#### What to produce
Transcribe the material in full, exactly as written.

- - -

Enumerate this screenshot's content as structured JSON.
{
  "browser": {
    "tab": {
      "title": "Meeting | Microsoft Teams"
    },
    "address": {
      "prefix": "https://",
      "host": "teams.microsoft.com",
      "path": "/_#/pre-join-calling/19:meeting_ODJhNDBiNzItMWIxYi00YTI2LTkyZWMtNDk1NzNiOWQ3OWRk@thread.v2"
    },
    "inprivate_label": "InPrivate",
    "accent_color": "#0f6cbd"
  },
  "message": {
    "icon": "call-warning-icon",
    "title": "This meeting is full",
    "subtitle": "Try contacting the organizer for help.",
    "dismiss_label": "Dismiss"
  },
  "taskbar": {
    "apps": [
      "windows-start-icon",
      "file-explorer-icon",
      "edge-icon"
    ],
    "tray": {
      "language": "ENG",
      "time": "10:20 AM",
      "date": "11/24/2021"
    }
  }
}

- - -

#### Written answer
Enumerate this screenshot's content as structured JSON.
{
  "browser": {
    "tab": {
      "title": "Meeting | Microsoft Teams"
    },
    "address": {
      "prefix": "https://",
      "host": "teams.microsoft.com",
      "path": "/_#/pre-join-calling/19:meeting_ODJhNDBiNzItMWIxYi00YTI2LTkyZWMtNDk1NzNiOWQ3OWRk@thread.v2"
    },
    "inprivate_label": "InPrivate",
    "accent_color": "#0f6cbd"
  },
  "message": {
    "icon": "call-warning-icon",
    "title": "This meeting is full",
    "subtitle": "Try contacting the organizer for help.",
    "dismiss_label": "Dismiss"
  },
  "taskbar": {
    "apps": [
      "windows-start-icon",
      "file-explorer-icon",
      "edge-icon"
    ],
    "tray": {
      "language": "ENG",
      "time": "10:20 AM",
      "date": "11/24/2021"
    }
  }
}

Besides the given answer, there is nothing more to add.